▸ EXERCISE
Write out all of the data without omission, exactly as shown.

## START DATA EXCERPTS

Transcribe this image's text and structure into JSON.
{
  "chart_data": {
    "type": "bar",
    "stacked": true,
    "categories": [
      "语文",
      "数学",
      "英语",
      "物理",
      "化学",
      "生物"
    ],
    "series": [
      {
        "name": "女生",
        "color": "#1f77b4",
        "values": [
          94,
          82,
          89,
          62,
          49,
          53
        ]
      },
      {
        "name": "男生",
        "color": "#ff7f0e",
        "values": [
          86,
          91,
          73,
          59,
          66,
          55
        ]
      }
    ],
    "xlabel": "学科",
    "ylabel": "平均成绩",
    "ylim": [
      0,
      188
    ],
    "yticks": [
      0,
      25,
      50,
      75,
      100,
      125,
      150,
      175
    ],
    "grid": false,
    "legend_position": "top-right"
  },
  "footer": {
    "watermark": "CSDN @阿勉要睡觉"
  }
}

## END DATA EXCERPTS

▸ RESPONSE TO THIS TASK
Transcribe this image's text and structure into JSON.
{
  "chart_data": {
    "type": "bar",
    "stacked": true,
    "categories": [
      "语文",
      "数学",
      "英语",
      "物理",
      "化学",
      "生物"
    ],
    "series": [
      {
        "name": "女生",
        "color": "#1f77b4",
        "values": [
          94,
          82,
          89,
          62,
          49,
          53
        ]
      },
      {
        "name": "男生",
        "color": "#ff7f0e",
        "values": [
          86,
          91,
          73,
          59,
          66,
          55
        ]
      }
    ],
    "xlabel": "学科",
    "ylabel": "平均成绩",
    "ylim": [
      0,
      188
    ],
    "yticks": [
      0,
      25,
      50,
      75,
      100,
      125,
      150,
      175
    ],
    "grid": false,
    "legend_position": "top-right"
  },
  "footer": {
    "watermark": "CSDN @阿勉要睡觉"
  }
}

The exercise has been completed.